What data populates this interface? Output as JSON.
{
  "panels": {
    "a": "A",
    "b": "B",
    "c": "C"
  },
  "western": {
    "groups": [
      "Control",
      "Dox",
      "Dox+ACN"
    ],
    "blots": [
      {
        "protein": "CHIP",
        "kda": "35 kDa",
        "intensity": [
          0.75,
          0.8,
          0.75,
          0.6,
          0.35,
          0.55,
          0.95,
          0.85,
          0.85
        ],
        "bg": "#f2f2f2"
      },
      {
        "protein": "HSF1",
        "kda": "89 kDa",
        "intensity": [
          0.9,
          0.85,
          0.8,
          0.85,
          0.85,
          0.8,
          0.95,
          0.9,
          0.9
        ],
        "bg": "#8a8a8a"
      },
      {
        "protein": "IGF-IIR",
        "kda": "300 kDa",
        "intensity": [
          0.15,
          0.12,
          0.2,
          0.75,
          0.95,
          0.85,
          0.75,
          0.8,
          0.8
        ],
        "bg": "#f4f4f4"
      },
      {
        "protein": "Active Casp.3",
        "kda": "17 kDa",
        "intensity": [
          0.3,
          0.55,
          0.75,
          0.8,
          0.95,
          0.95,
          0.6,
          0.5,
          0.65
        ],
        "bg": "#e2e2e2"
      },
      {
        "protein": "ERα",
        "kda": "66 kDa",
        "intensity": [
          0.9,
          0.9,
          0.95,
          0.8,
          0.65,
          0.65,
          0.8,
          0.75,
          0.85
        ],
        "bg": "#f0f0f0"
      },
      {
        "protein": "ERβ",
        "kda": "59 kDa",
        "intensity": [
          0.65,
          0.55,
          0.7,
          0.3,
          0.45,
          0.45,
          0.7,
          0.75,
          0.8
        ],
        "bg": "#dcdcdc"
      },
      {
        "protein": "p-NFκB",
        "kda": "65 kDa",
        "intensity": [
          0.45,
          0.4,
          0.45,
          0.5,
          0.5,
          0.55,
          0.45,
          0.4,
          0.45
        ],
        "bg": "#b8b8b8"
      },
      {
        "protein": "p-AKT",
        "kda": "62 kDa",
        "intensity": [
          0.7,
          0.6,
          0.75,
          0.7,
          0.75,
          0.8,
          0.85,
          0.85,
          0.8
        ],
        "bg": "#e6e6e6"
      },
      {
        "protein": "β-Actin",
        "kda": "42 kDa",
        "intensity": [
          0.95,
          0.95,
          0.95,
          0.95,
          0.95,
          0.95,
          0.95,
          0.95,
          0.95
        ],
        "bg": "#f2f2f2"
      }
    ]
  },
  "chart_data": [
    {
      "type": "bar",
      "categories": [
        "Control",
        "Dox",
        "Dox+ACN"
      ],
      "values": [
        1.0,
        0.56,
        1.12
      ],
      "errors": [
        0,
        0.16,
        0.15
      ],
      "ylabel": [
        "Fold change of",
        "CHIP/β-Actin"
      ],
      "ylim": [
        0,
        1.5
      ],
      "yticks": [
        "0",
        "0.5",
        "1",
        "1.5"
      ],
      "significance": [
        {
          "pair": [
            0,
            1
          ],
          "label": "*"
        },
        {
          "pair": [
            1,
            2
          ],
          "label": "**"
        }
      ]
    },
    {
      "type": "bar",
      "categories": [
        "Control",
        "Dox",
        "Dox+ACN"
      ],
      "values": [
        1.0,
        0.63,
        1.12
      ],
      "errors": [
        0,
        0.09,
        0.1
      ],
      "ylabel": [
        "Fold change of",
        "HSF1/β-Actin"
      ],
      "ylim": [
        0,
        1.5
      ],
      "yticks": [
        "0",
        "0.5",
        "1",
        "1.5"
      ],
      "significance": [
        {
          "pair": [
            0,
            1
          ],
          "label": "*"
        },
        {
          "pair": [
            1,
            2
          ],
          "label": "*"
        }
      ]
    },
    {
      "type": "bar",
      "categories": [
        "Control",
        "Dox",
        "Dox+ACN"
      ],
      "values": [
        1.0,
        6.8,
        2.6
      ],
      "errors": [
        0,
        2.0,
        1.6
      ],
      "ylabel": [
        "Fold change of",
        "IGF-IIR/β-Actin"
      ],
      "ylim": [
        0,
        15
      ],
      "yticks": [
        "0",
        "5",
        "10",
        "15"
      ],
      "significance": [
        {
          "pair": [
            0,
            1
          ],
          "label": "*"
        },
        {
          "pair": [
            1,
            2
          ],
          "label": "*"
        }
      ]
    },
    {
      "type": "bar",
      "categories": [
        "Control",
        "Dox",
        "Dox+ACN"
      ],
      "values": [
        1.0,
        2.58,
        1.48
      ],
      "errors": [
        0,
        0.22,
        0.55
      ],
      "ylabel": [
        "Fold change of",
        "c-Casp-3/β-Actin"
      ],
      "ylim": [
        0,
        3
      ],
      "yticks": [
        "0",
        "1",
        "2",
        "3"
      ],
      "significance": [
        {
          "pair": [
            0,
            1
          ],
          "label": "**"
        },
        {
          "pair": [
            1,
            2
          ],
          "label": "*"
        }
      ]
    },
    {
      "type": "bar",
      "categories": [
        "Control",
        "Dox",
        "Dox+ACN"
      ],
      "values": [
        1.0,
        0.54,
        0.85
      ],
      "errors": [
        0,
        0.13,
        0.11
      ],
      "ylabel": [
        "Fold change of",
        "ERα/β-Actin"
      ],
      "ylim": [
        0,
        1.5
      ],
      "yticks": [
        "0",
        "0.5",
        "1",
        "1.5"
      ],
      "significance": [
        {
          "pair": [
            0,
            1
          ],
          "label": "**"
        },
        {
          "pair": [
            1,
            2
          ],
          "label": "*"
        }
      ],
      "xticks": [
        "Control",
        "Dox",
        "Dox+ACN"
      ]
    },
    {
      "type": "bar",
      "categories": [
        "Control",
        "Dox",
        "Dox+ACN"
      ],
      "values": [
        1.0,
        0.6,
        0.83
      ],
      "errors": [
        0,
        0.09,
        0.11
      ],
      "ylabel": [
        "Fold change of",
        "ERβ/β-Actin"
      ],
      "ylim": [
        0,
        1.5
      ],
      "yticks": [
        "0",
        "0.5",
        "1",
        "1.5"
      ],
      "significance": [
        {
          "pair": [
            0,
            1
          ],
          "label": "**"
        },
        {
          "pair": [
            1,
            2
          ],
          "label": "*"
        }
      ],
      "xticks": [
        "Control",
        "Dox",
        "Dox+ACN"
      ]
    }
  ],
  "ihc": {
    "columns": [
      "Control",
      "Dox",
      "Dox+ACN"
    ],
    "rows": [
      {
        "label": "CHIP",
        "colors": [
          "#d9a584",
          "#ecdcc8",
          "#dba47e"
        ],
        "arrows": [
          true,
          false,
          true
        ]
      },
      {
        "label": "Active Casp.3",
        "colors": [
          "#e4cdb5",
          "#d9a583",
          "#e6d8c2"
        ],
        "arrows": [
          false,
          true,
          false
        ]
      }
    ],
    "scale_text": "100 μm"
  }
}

● **Problem**: Out of the material above, select every line that holds the string "Casp".

● **Answer below**:
        "protein": "Active Casp.3",
        "c-Casp-3/β-Actin"
        "label": "Active Casp.3",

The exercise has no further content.